• **Directive**
Please reproduce every line of the data below precisely, leaving out the pictures.

• **Records provided**
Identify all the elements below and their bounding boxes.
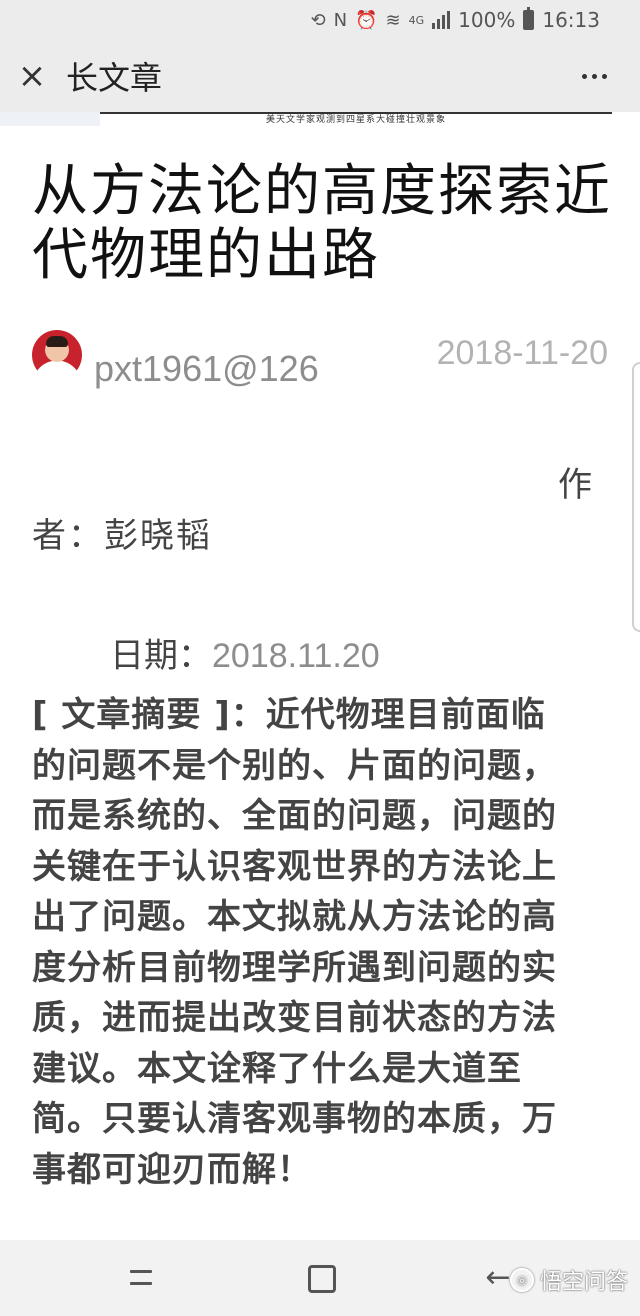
date-label: 日期： [110, 636, 212, 676]
abstract-line: 建议。本文诠释了什么是大道至 [32, 1048, 522, 1089]
system-nav-bar: ← ◎ 悟空问答 [0, 1240, 640, 1316]
wifi-icon: ≋ [385, 9, 401, 31]
recent-apps-button[interactable] [120, 1258, 160, 1298]
wukong-logo-icon: ◎ [509, 1268, 534, 1292]
4g-icon: 4G [408, 13, 425, 27]
close-button[interactable]: × [0, 40, 64, 112]
more-dot [591, 73, 597, 79]
battery-icon [523, 7, 535, 30]
nfc-icon: N [333, 9, 348, 31]
status-bar: ⟲ N ⏰ ≋ 4G 100% 16:13 [0, 0, 640, 40]
battery-percent: 100% [458, 8, 516, 32]
abstract-line: 出了问题。本文拟就从方法论的高 [32, 897, 557, 937]
article-content[interactable]: 美天文学家观测到四星系大碰撞壮观景象 从方法论的高度探索近代物理的出路 pxt1… [0, 112, 640, 1240]
author-label-part1: 作 [558, 465, 592, 505]
page-title: 长文章 [66, 59, 163, 97]
image-banner-strip: 美天文学家观测到四星系大碰撞壮观景象 [0, 112, 612, 126]
abstract-line: 度分析目前物理学所遇到问题的实 [32, 947, 557, 988]
more-button[interactable] [574, 56, 614, 96]
home-button[interactable] [300, 1258, 340, 1298]
more-dot [601, 73, 607, 79]
abstract-line: [ 文章摘要 ]：近代物理目前面临 [32, 695, 546, 735]
abstract-line: 简。只要认清客观事物的本质，万 [32, 1099, 557, 1139]
article-title: 从方法论的高度探索近代物理的出路 [32, 159, 612, 288]
abstract-line: 的问题不是个别的、片面的问题， [32, 745, 557, 786]
app-bar: × 长文章 [0, 40, 640, 112]
back-arrow-icon: ← [485, 1260, 511, 1295]
watermark: ◎ 悟空问答 [509, 1264, 628, 1296]
avatar[interactable] [32, 330, 82, 380]
article-date-line: 日期：2018.11.20 [110, 628, 380, 677]
date-value: 2018.11.20 [212, 637, 380, 675]
status-time: 16:13 [542, 8, 600, 32]
alarm-icon: ⏰ [355, 9, 378, 31]
article-abstract: [ 文章摘要 ]：近代物理目前面临 的问题不是个别的、片面的问题， 而是系统的、… [32, 690, 588, 1195]
abstract-line: 关键在于认识客观世界的方法论上 [32, 846, 557, 887]
author-handle[interactable]: pxt1961@126 [94, 348, 319, 390]
abstract-line: 而是系统的、全面的问题，问题的 [32, 796, 557, 836]
abstract-line: 事都可迎刃而解！ [32, 1149, 312, 1190]
close-icon: × [17, 56, 47, 96]
author-label-part2: 者：彭晓韬 [32, 516, 212, 556]
watermark-text: 悟空问答 [539, 1270, 628, 1295]
sync-icon: ⟲ [310, 9, 326, 31]
post-date: 2018-11-20 [436, 334, 608, 372]
side-scroll-handle[interactable] [632, 362, 640, 632]
abstract-line: 质，进而提出改变目前状态的方法 [32, 998, 557, 1038]
more-dot [581, 73, 587, 79]
signal-icon [432, 11, 451, 29]
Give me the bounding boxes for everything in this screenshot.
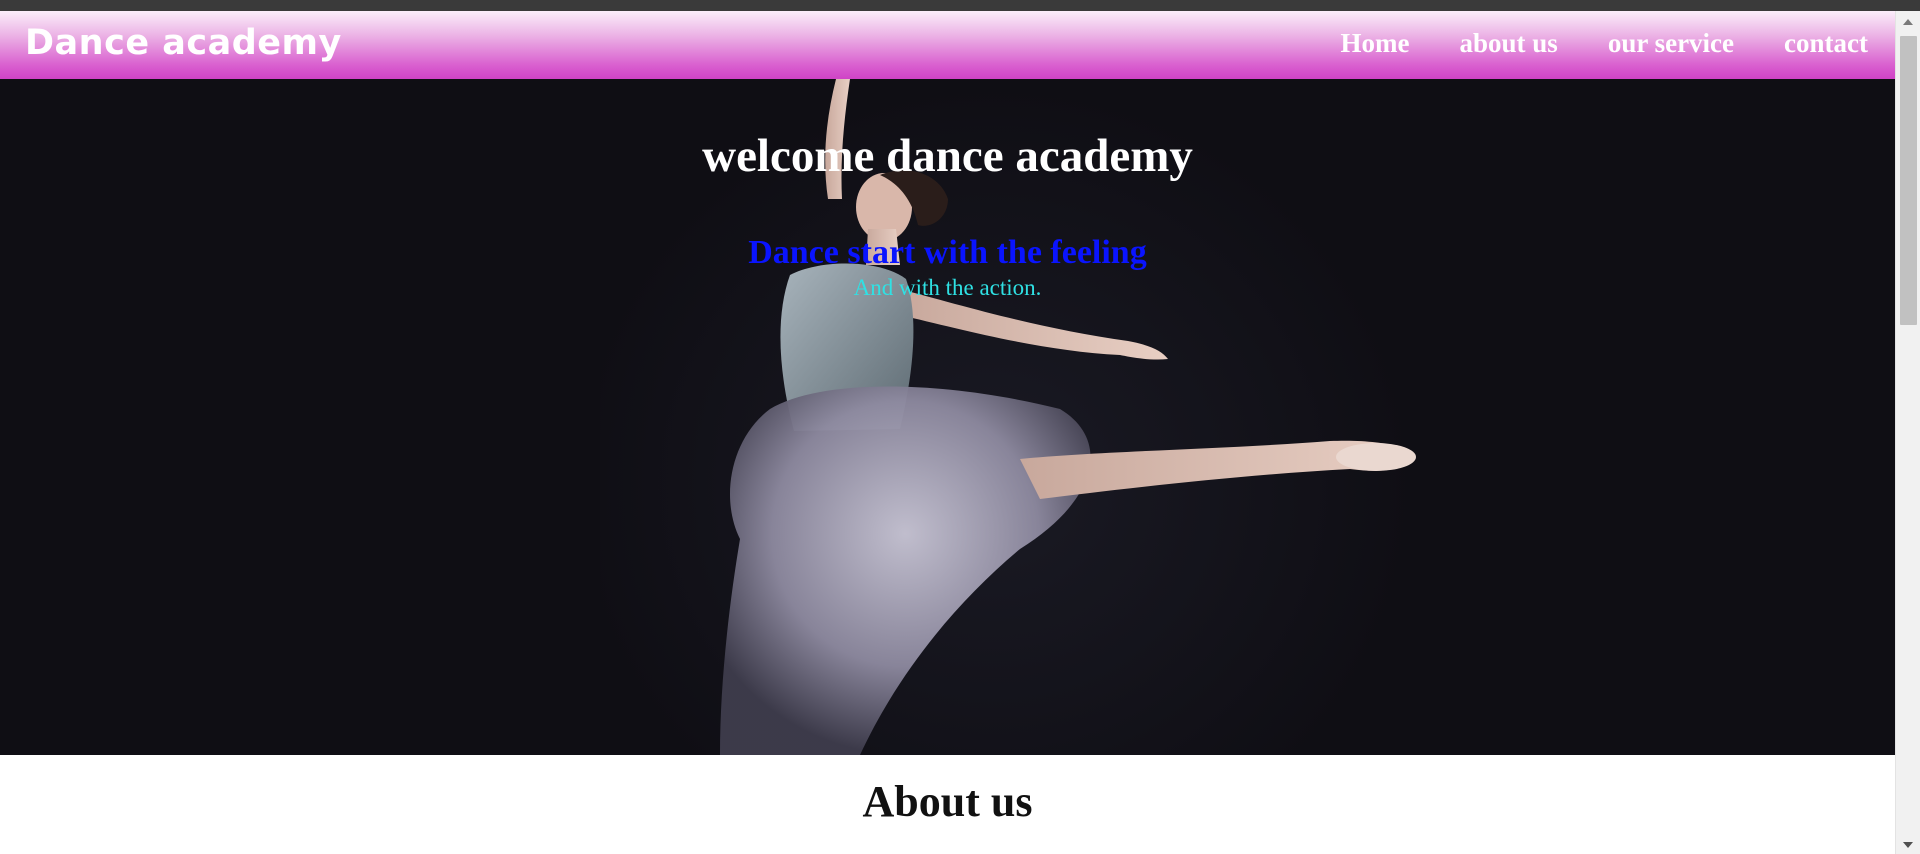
hero-tagline: And with the action. [853,275,1042,300]
hero-title: welcome dance academy [702,130,1193,182]
scroll-up-arrow-icon[interactable] [1903,19,1913,25]
scrollbar-thumb[interactable] [1900,36,1917,325]
hero-subtitle: Dance start with the feeling [748,234,1147,271]
nav-links: Home about us our service contact [1341,28,1868,59]
vertical-scrollbar[interactable] [1895,11,1920,854]
hero-banner: welcome dance academy Dance start with t… [0,79,1895,755]
about-us-heading: About us [862,777,1033,826]
nav-link-about-us[interactable]: about us [1460,28,1558,59]
navbar: Dance academy Home about us our service … [0,11,1895,79]
brand-logo[interactable]: Dance academy [25,23,342,63]
nav-link-contact[interactable]: contact [1784,28,1868,59]
nav-link-home[interactable]: Home [1341,28,1410,59]
scroll-down-arrow-icon[interactable] [1903,842,1913,848]
nav-link-our-service[interactable]: our service [1608,28,1734,59]
page: Dance academy Home about us our service … [0,11,1895,854]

• **The result**
Identify all the elements below and their bounding boxes.
date-label: 日期： [110, 636, 212, 676]
abstract-line: 建议。本文诠释了什么是大道至 [32, 1048, 522, 1089]
system-nav-bar: ← ◎ 悟空问答 [0, 1240, 640, 1316]
wifi-icon: ≋ [385, 9, 401, 31]
recent-apps-button[interactable] [120, 1258, 160, 1298]
wukong-logo-icon: ◎ [509, 1268, 534, 1292]
4g-icon: 4G [408, 13, 425, 27]
close-button[interactable]: × [0, 40, 64, 112]
more-dot [591, 73, 597, 79]
battery-icon [523, 7, 535, 30]
nfc-icon: N [333, 9, 348, 31]
status-bar: ⟲ N ⏰ ≋ 4G 100% 16:13 [0, 0, 640, 40]
battery-percent: 100% [458, 8, 516, 32]
abstract-line: 出了问题。本文拟就从方法论的高 [32, 897, 557, 937]
article-content[interactable]: 美天文学家观测到四星系大碰撞壮观景象 从方法论的高度探索近代物理的出路 pxt1… [0, 112, 640, 1240]
author-label-part1: 作 [558, 465, 592, 505]
page-title: 长文章 [66, 59, 163, 97]
image-banner-strip: 美天文学家观测到四星系大碰撞壮观景象 [0, 112, 612, 126]
abstract-line: 度分析目前物理学所遇到问题的实 [32, 947, 557, 988]
more-button[interactable] [574, 56, 614, 96]
home-button[interactable] [300, 1258, 340, 1298]
more-dot [601, 73, 607, 79]
abstract-line: [ 文章摘要 ]：近代物理目前面临 [32, 695, 546, 735]
abstract-line: 简。只要认清客观事物的本质，万 [32, 1099, 557, 1139]
article-title: 从方法论的高度探索近代物理的出路 [32, 159, 612, 288]
abstract-line: 的问题不是个别的、片面的问题， [32, 745, 557, 786]
app-bar: × 长文章 [0, 40, 640, 112]
back-arrow-icon: ← [485, 1260, 511, 1295]
watermark: ◎ 悟空问答 [509, 1264, 628, 1296]
avatar[interactable] [32, 330, 82, 380]
article-date-line: 日期：2018.11.20 [110, 628, 380, 677]
date-value: 2018.11.20 [212, 637, 380, 675]
status-time: 16:13 [542, 8, 600, 32]
alarm-icon: ⏰ [355, 9, 378, 31]
article-abstract: [ 文章摘要 ]：近代物理目前面临 的问题不是个别的、片面的问题， 而是系统的、… [32, 690, 588, 1195]
abstract-line: 关键在于认识客观世界的方法论上 [32, 846, 557, 887]
author-handle[interactable]: pxt1961@126 [94, 348, 319, 390]
abstract-line: 而是系统的、全面的问题，问题的 [32, 796, 557, 836]
abstract-line: 事都可迎刃而解！ [32, 1149, 312, 1190]
close-icon: × [17, 56, 47, 96]
author-label-part2: 者：彭晓韬 [32, 516, 212, 556]
watermark-text: 悟空问答 [539, 1270, 628, 1295]
sync-icon: ⟲ [310, 9, 326, 31]
post-date: 2018-11-20 [436, 334, 608, 372]
side-scroll-handle[interactable] [632, 362, 640, 632]
abstract-line: 质，进而提出改变目前状态的方法 [32, 998, 557, 1038]
more-dot [581, 73, 587, 79]
signal-icon [432, 11, 451, 29]
Give me the bounding boxes for everything in this screenshot.
hero-tagline: And with the action. [853,275,1042,300]
hero-title: welcome dance academy [702,130,1193,182]
scroll-up-arrow-icon[interactable] [1903,19,1913,25]
scrollbar-thumb[interactable] [1900,36,1917,325]
hero-subtitle: Dance start with the feeling [748,234,1147,271]
nav-links: Home about us our service contact [1341,28,1868,59]
vertical-scrollbar[interactable] [1895,11,1920,854]
hero-banner: welcome dance academy Dance start with t… [0,79,1895,755]
about-us-heading: About us [862,777,1033,826]
nav-link-about-us[interactable]: about us [1460,28,1558,59]
navbar: Dance academy Home about us our service … [0,11,1895,79]
brand-logo[interactable]: Dance academy [25,23,342,63]
nav-link-contact[interactable]: contact [1784,28,1868,59]
nav-link-home[interactable]: Home [1341,28,1410,59]
scroll-down-arrow-icon[interactable] [1903,842,1913,848]
nav-link-our-service[interactable]: our service [1608,28,1734,59]
page: Dance academy Home about us our service … [0,11,1895,854]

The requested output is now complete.